— SEZIONE DEL DOCUMENTO —
Libertà d’espressione

Diversi giornalisti del Kashmir sono stati arrestati, tra cui Fahad Shah, Aasif Sultan e Sajad Gul. Dopo aver ottenuto la libertà su cauzione da tribunali locali, sono stati nuovamente arrestati quasi subito ai sensi dell’Uapa. In un quadro di continua repressione della libertà d’espressione e di movimento, le autorità per l’immigrazione hanno impedito ai giornalisti Aakash Hassan e Sanna Irshad Mattoo di viaggiare all’estero, senza un ordine del tribunale o un mandato o almeno una spiegazione per iscritto. Il difensore dei diritti umani Khurram Parvez rimaneva in detenzione senza processo ai sensi dell’Uapa da novembre 2021.

Uccisioni illegali

Secondo i dati ufficiali, tra aprile 2020 e marzo 2022, negli stati di Jammu e Kashmir, si è avuto il più alto numero di decessi di tutta l’India in cui era coinvolta la polizia. Articoli della stampa hanno suggerito che durante il 2022 siano stati uccisi da gruppi armati almeno 19 civili, di cui sette appartenenti alla comunità di minoranza indù della regione.

 

DIRITTO ALLA PRIVACY

Il 6 aprile, il parlamento ha approvato la legge sulla procedura penale (identificazione) 2022 che consente agli agenti di polizia di raccogliere firme, campioni di grafia e campioni biologici (tra cui sangue, sperma, capelli, tamponi e analisi del Dna) di tutte le persone condannate e arrestate, comprese quelle sottoposte a detenzione amministrativa. Secondo la nuova legge, questi dati potrebbero essere archiviati per un massimo di 75 anni in un archivio informatico centrale che, al momento, non ha una struttura di protezione dei dati.

— RECORD ESTRATTI —

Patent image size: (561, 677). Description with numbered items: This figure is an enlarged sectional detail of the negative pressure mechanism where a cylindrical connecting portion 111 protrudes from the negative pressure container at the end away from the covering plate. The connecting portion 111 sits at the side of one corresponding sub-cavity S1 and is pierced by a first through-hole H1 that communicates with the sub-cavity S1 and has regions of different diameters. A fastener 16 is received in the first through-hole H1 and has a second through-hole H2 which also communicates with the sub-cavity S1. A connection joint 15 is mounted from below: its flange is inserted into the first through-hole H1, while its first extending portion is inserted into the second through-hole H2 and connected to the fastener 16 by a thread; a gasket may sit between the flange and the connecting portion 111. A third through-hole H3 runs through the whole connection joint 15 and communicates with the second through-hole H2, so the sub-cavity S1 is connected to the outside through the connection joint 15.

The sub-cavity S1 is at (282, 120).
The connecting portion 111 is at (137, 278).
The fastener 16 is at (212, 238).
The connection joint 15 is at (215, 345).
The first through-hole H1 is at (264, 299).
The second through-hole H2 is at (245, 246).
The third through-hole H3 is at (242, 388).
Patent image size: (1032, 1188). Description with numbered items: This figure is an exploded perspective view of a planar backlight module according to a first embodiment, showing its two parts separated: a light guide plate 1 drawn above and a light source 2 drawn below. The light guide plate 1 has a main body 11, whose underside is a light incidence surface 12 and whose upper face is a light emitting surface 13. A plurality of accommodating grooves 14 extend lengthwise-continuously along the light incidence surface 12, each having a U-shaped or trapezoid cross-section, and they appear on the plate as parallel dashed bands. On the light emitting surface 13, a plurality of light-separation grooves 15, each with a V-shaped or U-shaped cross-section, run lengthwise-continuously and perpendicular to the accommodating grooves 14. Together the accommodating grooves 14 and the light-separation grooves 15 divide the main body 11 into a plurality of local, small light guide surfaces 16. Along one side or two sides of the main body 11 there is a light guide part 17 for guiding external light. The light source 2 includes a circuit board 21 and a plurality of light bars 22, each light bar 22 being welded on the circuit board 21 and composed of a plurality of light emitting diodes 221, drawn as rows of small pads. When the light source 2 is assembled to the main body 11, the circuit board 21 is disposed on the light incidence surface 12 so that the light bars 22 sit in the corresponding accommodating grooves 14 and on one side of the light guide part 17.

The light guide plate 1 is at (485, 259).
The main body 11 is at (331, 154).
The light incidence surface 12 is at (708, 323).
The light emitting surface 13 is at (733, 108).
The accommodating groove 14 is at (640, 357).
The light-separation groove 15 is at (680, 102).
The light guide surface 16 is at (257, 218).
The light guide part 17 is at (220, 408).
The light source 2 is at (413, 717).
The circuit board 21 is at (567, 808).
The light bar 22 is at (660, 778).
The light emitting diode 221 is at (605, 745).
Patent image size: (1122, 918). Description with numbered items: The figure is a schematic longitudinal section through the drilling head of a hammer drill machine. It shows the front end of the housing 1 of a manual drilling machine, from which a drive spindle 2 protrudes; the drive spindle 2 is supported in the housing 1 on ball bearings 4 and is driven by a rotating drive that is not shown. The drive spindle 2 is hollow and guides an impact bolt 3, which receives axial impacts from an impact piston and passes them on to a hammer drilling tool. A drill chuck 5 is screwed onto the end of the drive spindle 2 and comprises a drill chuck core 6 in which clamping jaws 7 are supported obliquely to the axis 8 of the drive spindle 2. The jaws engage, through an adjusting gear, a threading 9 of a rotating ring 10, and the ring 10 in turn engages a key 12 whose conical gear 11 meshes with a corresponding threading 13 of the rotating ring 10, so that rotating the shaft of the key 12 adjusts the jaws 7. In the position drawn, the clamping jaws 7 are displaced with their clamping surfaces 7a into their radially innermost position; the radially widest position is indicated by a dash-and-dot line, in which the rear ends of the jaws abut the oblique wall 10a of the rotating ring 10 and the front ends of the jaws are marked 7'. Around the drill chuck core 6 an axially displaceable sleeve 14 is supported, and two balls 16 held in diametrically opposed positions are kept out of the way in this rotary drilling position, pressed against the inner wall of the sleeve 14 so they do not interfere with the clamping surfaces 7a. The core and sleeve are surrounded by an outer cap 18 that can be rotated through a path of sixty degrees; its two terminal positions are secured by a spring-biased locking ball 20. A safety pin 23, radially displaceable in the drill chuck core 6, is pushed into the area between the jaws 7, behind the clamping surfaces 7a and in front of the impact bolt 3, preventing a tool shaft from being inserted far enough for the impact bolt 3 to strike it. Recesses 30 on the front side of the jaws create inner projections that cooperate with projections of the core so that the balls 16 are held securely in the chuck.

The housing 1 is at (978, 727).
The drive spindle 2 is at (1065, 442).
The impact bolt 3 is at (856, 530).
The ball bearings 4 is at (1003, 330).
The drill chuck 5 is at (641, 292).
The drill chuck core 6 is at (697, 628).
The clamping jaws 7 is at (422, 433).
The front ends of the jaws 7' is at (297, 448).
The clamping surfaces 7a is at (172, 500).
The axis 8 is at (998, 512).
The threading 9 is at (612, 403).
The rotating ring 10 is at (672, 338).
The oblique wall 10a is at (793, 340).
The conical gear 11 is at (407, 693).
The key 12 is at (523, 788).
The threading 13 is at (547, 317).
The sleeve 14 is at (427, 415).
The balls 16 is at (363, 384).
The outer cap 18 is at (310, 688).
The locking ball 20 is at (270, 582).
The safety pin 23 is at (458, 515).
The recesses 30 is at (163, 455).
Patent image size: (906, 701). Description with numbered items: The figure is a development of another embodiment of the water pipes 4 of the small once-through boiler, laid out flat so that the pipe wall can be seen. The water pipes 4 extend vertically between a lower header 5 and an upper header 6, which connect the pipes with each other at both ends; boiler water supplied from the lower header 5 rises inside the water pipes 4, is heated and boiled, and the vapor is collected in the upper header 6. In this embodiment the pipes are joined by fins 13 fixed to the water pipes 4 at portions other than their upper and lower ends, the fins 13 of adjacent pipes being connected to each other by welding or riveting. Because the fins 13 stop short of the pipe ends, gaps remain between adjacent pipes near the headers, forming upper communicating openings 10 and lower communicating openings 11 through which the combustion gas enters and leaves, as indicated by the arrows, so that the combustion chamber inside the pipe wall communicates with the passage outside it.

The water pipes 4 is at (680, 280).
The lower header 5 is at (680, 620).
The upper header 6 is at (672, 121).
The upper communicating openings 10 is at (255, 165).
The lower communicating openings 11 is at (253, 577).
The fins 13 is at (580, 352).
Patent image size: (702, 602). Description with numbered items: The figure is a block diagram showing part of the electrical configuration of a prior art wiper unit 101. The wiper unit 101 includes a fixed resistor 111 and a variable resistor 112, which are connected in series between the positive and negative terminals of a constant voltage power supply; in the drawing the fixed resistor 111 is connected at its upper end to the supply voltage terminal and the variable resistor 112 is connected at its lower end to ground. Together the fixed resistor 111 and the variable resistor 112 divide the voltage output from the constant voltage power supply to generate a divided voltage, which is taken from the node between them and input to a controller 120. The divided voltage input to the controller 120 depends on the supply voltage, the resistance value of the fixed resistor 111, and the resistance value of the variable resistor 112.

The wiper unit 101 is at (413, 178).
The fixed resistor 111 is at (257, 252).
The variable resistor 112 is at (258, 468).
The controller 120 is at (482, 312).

— CONSEGNA A —
Rispondi alle domande sulla sezione del documento.
(i) Da quando Khurram Parvez si trova in detenzione senza processo?
(ii) Quanti civili, secondo articoli della stampa, sono stati uccisi da gruppi armati durante il 2022?
(iii) Per quanti anni al massimo potrebbero essere archiviati i dati secondo la nuova legge?
— CONSEGNA B —
Trascrivi il passo della sezione del documento che comincia con "DIRITTO ALLA PRIVACY" e termina con "protezione dei dati.".
I record non servono per svolgere il lavoro.

— SPAZIO RISPOSTA A —
(i) Da novembre 2021.
(ii) Almeno 19, di cui sette appartenenti alla comunità di minoranza indù della regione.
(iii) Per un massimo di 75 anni.

— SPAZIO RISPOSTA B —
DIRITTO ALLA PRIVACY

Il 6 aprile, il parlamento ha approvato la legge sulla procedura penale (identificazione) 2022 che consente agli agenti di polizia di raccogliere firme, campioni di grafia e campioni biologici (tra cui sangue, sperma, capelli, tamponi e analisi del Dna) di tutte le persone condannate e arrestate, comprese quelle sottoposte a detenzione amministrativa. Secondo la nuova legge, questi dati potrebbero essere archiviati per un massimo di 75 anni in un archivio informatico centrale che, al momento, non ha una struttura di protezione dei dati.